• [Document section]:
# Grocery delivery - VGC & Aulani



## Jasmine658 (Oct 14, 2012)

Does anyone have recommendations for stores that do grocery delivery to Villas Grand Californian and Aulani? We are doing a post-Thanksgiving at VGC next month, followed by spring break at Aulani. Usually I drop off the family at resorts when on vacation, and drive to do the grocery shopping myself, but would love to see groceries already in the frig on arrival if possible so could start vacation right away, or have them delivered shortly after arrival.

We like to make our own breakfast & picnic lunches for vacations, but like eating most of our dinners out.

Aulani wants us to buy at their store, Kalepa's, that is more of a gift shop, and that is the only recommendation they have for us. They do deliver cakes for birthdays which we will be celebrating for our son, a 6" is $27, plenty enough for 2 kids. 

For Villas at Grand Californian, they recommend their Acorn gift shop and White Water Snacks, & been to both when last stayed at Villas (w/o a car that time), but neither had the grocery items we wanted.

• [Complete the following]:
#1 In the grocery delivery thread, which two shops does the Villas at Grand Californian recommend for groceries?
#2 Write the next part of the grocery delivery thread, picking up right after its final sentence.

• [Data lines]:

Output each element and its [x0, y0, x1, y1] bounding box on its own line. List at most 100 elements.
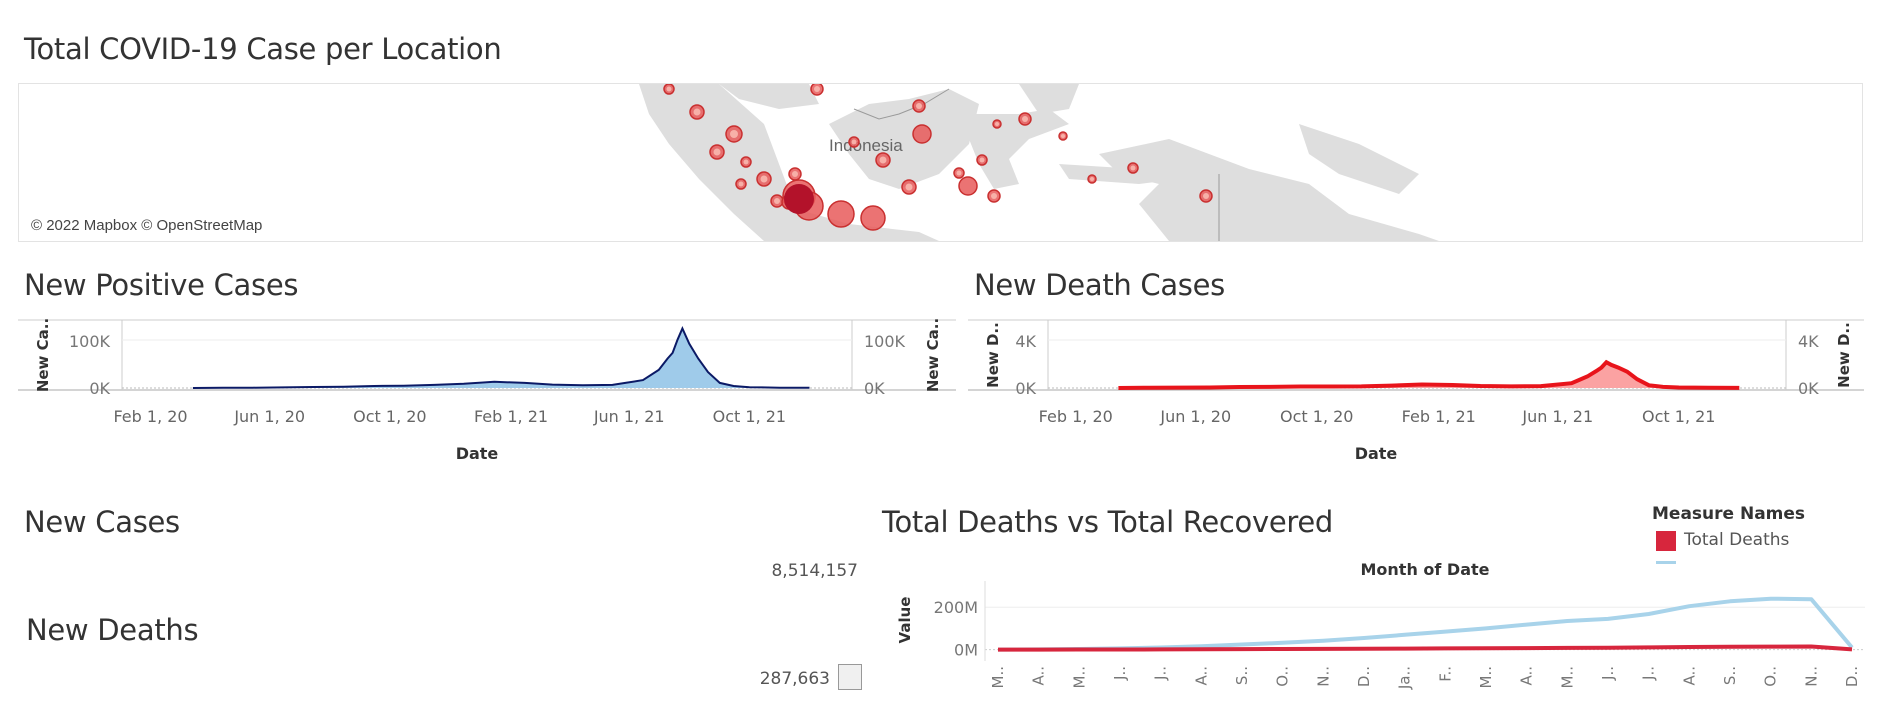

• [Response list]:
#1 The Acorn gift shop and White Water Snacks.

#2
I know they want to push their own foods and Disney dining, but we would really like to have our own foods delivered by a full service grocery store in the future.


----------



## PearlCity (Oct 14, 2012)

Jasmine658 said:


> Does anyone have recommendations for stores that do grocery delivery to Villas Grand Californian and Aulani? We are doing a post-Thanksgiving at VGC next month, followed by spring break at Aulani. Usually I drop off the family at resorts when on vacation, and drive to do the grocery shopping myself, but would love to see groceries already in the frig on arrival if possible so could start vacation right away, or have them delivered shortly after arrival.
> 
> We like to make our own breakfast & picnic lunches for vacations, but like eating most of our dinners out.
> 
> ...



Unfortunately I don't know if any grocery stores on Oahu that does delivery  If there were stores, I would love to know about them as some weeks i just don't have time to go to the market.


----------



## PearlCity (Oct 14, 2012)

There is a Safeway and Costco in Kapolei right near Aulani, so it's not a very far drive


----------



## Jasmine658 (Oct 14, 2012)

*No delivery from local Safeway*



PearlCity said:


> There is a Safeway and Costco in Kapolei right near Aulani, so it's not a very far drive



Just called the Safeway in Kapolei. My husband can't believe they won't deliver when he heard me talking to them on phone.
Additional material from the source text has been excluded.